● **Work to do**
Copy the records below exactly, leaving out any pictures.

● **Input**

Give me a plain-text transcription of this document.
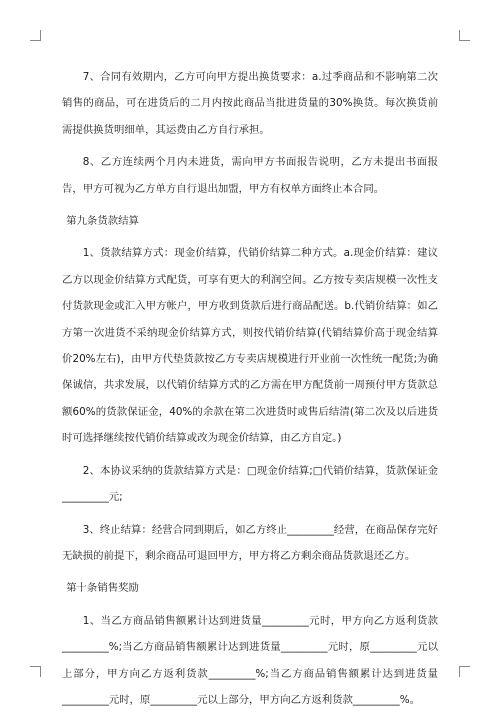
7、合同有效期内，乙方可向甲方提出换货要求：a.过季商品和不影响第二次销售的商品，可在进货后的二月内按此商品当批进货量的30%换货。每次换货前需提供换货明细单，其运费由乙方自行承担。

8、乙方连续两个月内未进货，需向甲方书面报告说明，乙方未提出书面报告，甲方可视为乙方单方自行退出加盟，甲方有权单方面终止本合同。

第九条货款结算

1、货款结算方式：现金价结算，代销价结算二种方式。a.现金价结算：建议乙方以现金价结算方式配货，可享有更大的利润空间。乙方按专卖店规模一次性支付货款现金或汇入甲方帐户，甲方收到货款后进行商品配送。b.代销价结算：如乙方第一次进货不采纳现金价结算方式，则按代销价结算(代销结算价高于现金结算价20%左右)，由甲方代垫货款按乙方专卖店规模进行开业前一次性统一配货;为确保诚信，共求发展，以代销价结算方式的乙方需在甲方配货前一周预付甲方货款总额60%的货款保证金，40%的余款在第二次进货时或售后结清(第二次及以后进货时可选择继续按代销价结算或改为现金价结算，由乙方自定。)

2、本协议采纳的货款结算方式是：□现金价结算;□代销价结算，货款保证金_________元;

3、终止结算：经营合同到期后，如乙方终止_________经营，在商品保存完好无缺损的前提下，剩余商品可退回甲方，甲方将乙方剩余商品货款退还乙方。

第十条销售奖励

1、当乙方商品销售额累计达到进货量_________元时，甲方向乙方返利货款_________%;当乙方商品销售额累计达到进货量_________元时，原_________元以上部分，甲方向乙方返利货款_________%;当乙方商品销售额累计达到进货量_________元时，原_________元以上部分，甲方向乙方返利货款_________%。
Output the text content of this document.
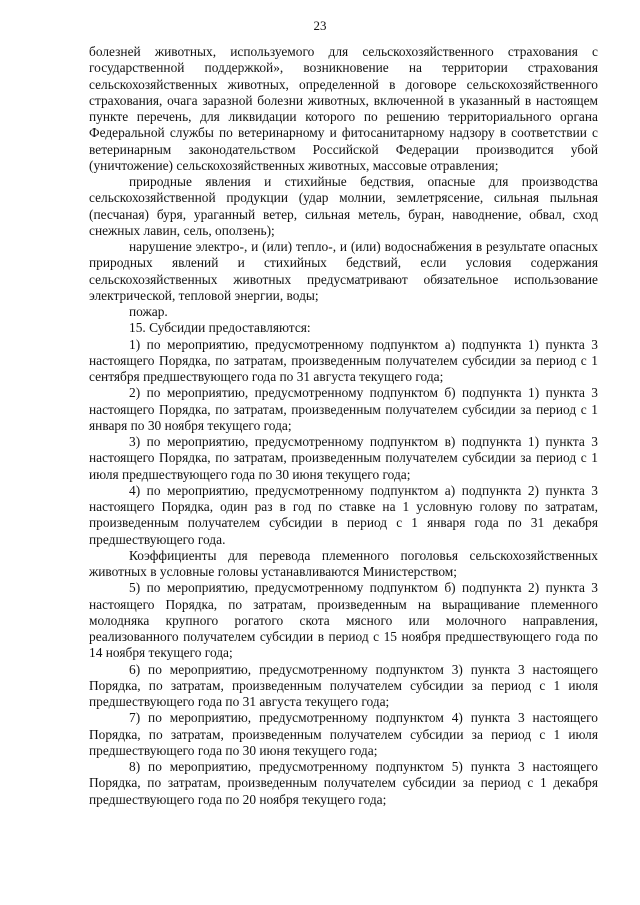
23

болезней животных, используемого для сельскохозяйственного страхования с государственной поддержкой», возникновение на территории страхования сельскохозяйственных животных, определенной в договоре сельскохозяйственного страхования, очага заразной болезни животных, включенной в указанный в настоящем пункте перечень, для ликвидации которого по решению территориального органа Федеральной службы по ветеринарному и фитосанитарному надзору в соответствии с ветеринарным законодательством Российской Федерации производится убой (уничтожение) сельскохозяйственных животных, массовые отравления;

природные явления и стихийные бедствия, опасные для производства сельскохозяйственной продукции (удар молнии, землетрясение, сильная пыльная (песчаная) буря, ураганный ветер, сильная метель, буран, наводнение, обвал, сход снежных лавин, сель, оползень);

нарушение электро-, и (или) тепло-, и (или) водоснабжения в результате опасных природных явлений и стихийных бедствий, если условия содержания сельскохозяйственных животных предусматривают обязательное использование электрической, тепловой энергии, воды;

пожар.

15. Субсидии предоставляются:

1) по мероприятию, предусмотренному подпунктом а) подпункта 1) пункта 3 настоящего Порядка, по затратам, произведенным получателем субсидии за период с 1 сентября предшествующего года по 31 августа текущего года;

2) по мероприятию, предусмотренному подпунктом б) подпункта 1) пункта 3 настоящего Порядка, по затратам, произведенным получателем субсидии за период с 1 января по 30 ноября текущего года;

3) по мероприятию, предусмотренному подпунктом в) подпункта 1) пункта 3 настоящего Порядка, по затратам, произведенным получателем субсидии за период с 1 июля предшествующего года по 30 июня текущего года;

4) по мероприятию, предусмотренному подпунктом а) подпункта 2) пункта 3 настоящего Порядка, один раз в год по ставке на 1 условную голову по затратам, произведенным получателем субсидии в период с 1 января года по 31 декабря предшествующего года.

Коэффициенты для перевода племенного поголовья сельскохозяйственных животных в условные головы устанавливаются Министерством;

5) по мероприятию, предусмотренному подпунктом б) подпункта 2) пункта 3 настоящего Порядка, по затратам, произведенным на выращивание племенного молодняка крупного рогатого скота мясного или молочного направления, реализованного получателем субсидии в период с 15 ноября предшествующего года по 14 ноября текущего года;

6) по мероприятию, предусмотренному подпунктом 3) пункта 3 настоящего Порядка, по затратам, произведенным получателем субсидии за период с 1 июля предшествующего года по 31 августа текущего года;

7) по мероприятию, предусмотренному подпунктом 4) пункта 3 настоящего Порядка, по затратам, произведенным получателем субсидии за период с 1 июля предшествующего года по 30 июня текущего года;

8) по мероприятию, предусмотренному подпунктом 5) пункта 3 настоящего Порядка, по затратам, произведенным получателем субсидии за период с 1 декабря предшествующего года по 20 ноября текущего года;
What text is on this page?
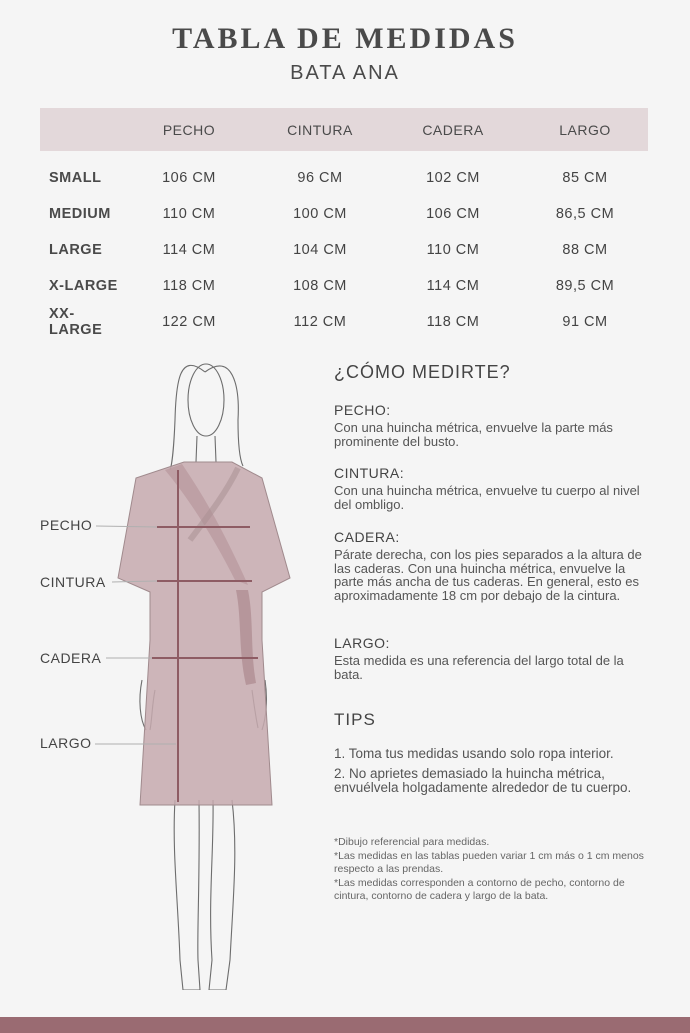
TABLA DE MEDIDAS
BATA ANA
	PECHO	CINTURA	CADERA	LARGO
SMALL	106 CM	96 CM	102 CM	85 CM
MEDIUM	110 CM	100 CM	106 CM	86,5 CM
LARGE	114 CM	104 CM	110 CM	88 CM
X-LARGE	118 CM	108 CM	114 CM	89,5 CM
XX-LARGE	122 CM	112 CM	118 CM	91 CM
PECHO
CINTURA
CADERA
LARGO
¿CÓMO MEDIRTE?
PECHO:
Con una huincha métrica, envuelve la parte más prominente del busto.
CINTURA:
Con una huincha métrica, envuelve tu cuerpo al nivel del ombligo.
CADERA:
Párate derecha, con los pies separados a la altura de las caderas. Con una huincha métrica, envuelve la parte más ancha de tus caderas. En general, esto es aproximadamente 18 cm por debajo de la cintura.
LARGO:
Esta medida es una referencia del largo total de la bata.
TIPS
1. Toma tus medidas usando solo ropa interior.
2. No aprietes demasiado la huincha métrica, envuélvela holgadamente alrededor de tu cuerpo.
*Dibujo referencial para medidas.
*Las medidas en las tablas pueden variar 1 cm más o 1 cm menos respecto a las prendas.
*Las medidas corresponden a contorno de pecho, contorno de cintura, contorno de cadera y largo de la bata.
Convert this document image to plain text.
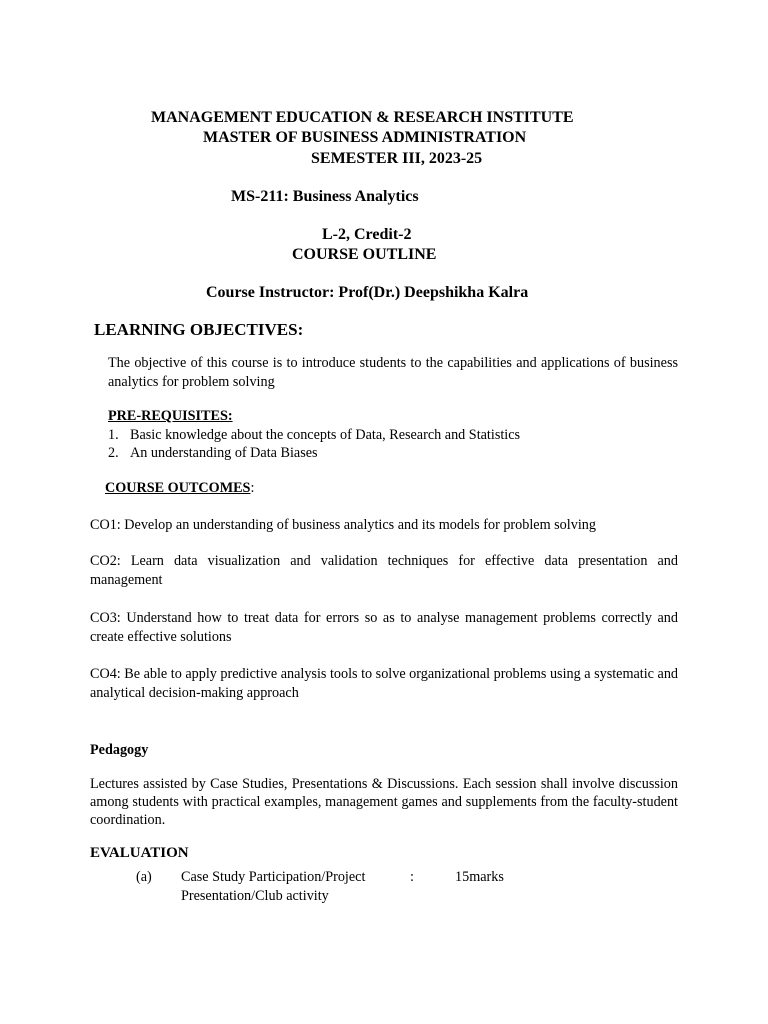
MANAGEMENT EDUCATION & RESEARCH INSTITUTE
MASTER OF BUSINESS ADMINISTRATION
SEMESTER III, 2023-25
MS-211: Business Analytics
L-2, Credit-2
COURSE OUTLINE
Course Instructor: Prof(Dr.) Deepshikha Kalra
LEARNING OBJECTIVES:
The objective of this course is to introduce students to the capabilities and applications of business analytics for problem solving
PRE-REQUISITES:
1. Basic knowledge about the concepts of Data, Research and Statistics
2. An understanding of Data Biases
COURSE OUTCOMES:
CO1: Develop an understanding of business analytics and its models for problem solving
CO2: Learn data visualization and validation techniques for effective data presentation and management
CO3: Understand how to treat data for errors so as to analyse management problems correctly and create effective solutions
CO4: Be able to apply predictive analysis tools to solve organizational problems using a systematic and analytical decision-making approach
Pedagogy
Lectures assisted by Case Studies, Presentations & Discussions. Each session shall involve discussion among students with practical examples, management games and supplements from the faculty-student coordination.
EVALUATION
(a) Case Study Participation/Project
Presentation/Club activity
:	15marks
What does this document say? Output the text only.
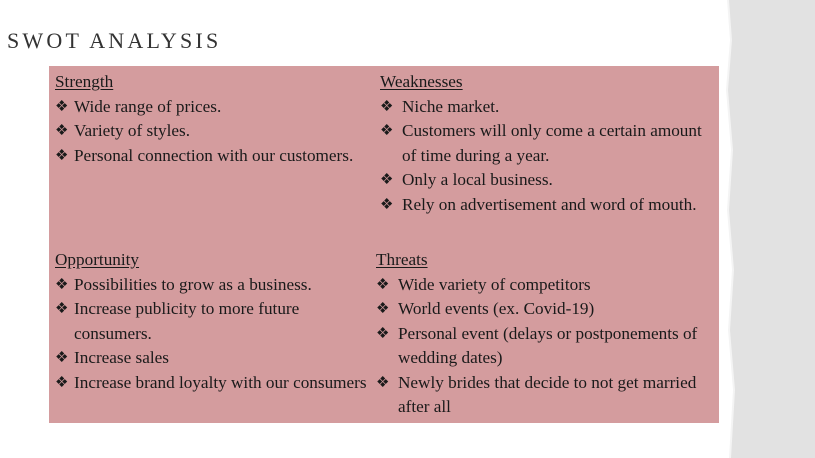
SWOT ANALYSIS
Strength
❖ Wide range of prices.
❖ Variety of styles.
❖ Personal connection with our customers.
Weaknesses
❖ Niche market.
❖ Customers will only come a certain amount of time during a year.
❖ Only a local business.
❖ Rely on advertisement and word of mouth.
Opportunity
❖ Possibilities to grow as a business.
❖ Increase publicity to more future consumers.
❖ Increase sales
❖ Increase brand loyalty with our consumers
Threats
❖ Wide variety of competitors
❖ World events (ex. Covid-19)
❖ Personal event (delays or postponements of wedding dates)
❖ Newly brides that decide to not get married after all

● **Response to this exercise**
Give me a plain-text transcription of this document.
7、合同有效期内，乙方可向甲方提出换货要求：a.过季商品和不影响第二次销售的商品，可在进货后的二月内按此商品当批进货量的30%换货。每次换货前需提供换货明细单，其运费由乙方自行承担。

8、乙方连续两个月内未进货，需向甲方书面报告说明，乙方未提出书面报告，甲方可视为乙方单方自行退出加盟，甲方有权单方面终止本合同。

第九条货款结算

1、货款结算方式：现金价结算，代销价结算二种方式。a.现金价结算：建议乙方以现金价结算方式配货，可享有更大的利润空间。乙方按专卖店规模一次性支付货款现金或汇入甲方帐户，甲方收到货款后进行商品配送。b.代销价结算：如乙方第一次进货不采纳现金价结算方式，则按代销价结算(代销结算价高于现金结算价20%左右)，由甲方代垫货款按乙方专卖店规模进行开业前一次性统一配货;为确保诚信，共求发展，以代销价结算方式的乙方需在甲方配货前一周预付甲方货款总额60%的货款保证金，40%的余款在第二次进货时或售后结清(第二次及以后进货时可选择继续按代销价结算或改为现金价结算，由乙方自定。)

2、本协议采纳的货款结算方式是：□现金价结算;□代销价结算，货款保证金_________元;

3、终止结算：经营合同到期后，如乙方终止_________经营，在商品保存完好无缺损的前提下，剩余商品可退回甲方，甲方将乙方剩余商品货款退还乙方。

第十条销售奖励

1、当乙方商品销售额累计达到进货量_________元时，甲方向乙方返利货款_________%;当乙方商品销售额累计达到进货量_________元时，原_________元以上部分，甲方向乙方返利货款_________%;当乙方商品销售额累计达到进货量_________元时，原_________元以上部分，甲方向乙方返利货款_________%。
Output the text content of this document.
23

болезней животных, используемого для сельскохозяйственного страхования с государственной поддержкой», возникновение на территории страхования сельскохозяйственных животных, определенной в договоре сельскохозяйственного страхования, очага заразной болезни животных, включенной в указанный в настоящем пункте перечень, для ликвидации которого по решению территориального органа Федеральной службы по ветеринарному и фитосанитарному надзору в соответствии с ветеринарным законодательством Российской Федерации производится убой (уничтожение) сельскохозяйственных животных, массовые отравления;

природные явления и стихийные бедствия, опасные для производства сельскохозяйственной продукции (удар молнии, землетрясение, сильная пыльная (песчаная) буря, ураганный ветер, сильная метель, буран, наводнение, обвал, сход снежных лавин, сель, оползень);

нарушение электро-, и (или) тепло-, и (или) водоснабжения в результате опасных природных явлений и стихийных бедствий, если условия содержания сельскохозяйственных животных предусматривают обязательное использование электрической, тепловой энергии, воды;

пожар.

15. Субсидии предоставляются:

1) по мероприятию, предусмотренному подпунктом а) подпункта 1) пункта 3 настоящего Порядка, по затратам, произведенным получателем субсидии за период с 1 сентября предшествующего года по 31 августа текущего года;

2) по мероприятию, предусмотренному подпунктом б) подпункта 1) пункта 3 настоящего Порядка, по затратам, произведенным получателем субсидии за период с 1 января по 30 ноября текущего года;

3) по мероприятию, предусмотренному подпунктом в) подпункта 1) пункта 3 настоящего Порядка, по затратам, произведенным получателем субсидии за период с 1 июля предшествующего года по 30 июня текущего года;

4) по мероприятию, предусмотренному подпунктом а) подпункта 2) пункта 3 настоящего Порядка, один раз в год по ставке на 1 условную голову по затратам, произведенным получателем субсидии в период с 1 января года по 31 декабря предшествующего года.

Коэффициенты для перевода племенного поголовья сельскохозяйственных животных в условные головы устанавливаются Министерством;

5) по мероприятию, предусмотренному подпунктом б) подпункта 2) пункта 3 настоящего Порядка, по затратам, произведенным на выращивание племенного молодняка крупного рогатого скота мясного или молочного направления, реализованного получателем субсидии в период с 15 ноября предшествующего года по 14 ноября текущего года;

6) по мероприятию, предусмотренному подпунктом 3) пункта 3 настоящего Порядка, по затратам, произведенным получателем субсидии за период с 1 июля предшествующего года по 31 августа текущего года;

7) по мероприятию, предусмотренному подпунктом 4) пункта 3 настоящего Порядка, по затратам, произведенным получателем субсидии за период с 1 июля предшествующего года по 30 июня текущего года;

8) по мероприятию, предусмотренному подпунктом 5) пункта 3 настоящего Порядка, по затратам, произведенным получателем субсидии за период с 1 декабря предшествующего года по 20 ноября текущего года;
What text is on this page?
TABLA DE MEDIDAS
BATA ANA
	PECHO	CINTURA	CADERA	LARGO
SMALL	106 CM	96 CM	102 CM	85 CM
MEDIUM	110 CM	100 CM	106 CM	86,5 CM
LARGE	114 CM	104 CM	110 CM	88 CM
X-LARGE	118 CM	108 CM	114 CM	89,5 CM
XX-LARGE	122 CM	112 CM	118 CM	91 CM
PECHO
CINTURA
CADERA
LARGO
¿CÓMO MEDIRTE?
PECHO:
Con una huincha métrica, envuelve la parte más prominente del busto.
CINTURA:
Con una huincha métrica, envuelve tu cuerpo al nivel del ombligo.
CADERA:
Párate derecha, con los pies separados a la altura de las caderas. Con una huincha métrica, envuelve la parte más ancha de tus caderas. En general, esto es aproximadamente 18 cm por debajo de la cintura.
LARGO:
Esta medida es una referencia del largo total de la bata.
TIPS
1. Toma tus medidas usando solo ropa interior.
2. No aprietes demasiado la huincha métrica, envuélvela holgadamente alrededor de tu cuerpo.
*Dibujo referencial para medidas.
*Las medidas en las tablas pueden variar 1 cm más o 1 cm menos respecto a las prendas.
*Las medidas corresponden a contorno de pecho, contorno de cintura, contorno de cadera y largo de la bata.
Convert this document image to plain text.
MANAGEMENT EDUCATION & RESEARCH INSTITUTE
MASTER OF BUSINESS ADMINISTRATION
SEMESTER III, 2023-25
MS-211: Business Analytics
L-2, Credit-2
COURSE OUTLINE
Course Instructor: Prof(Dr.) Deepshikha Kalra
LEARNING OBJECTIVES:
The objective of this course is to introduce students to the capabilities and applications of business analytics for problem solving
PRE-REQUISITES:
1. Basic knowledge about the concepts of Data, Research and Statistics
2. An understanding of Data Biases
COURSE OUTCOMES:
CO1: Develop an understanding of business analytics and its models for problem solving
CO2: Learn data visualization and validation techniques for effective data presentation and management
CO3: Understand how to treat data for errors so as to analyse management problems correctly and create effective solutions
CO4: Be able to apply predictive analysis tools to solve organizational problems using a systematic and analytical decision-making approach
Pedagogy
Lectures assisted by Case Studies, Presentations & Discussions. Each session shall involve discussion among students with practical examples, management games and supplements from the faculty-student coordination.
EVALUATION
(a) Case Study Participation/Project
Presentation/Club activity
:	15marks
What does this document say? Output the text only.
SWOT ANALYSIS
Strength
❖ Wide range of prices.
❖ Variety of styles.
❖ Personal connection with our customers.
Weaknesses
❖ Niche market.
❖ Customers will only come a certain amount of time during a year.
❖ Only a local business.
❖ Rely on advertisement and word of mouth.
Opportunity
❖ Possibilities to grow as a business.
❖ Increase publicity to more future consumers.
❖ Increase sales
❖ Increase brand loyalty with our consumers
Threats
❖ Wide variety of competitors
❖ World events (ex. Covid-19)
❖ Personal event (delays or postponements of wedding dates)
❖ Newly brides that decide to not get married after all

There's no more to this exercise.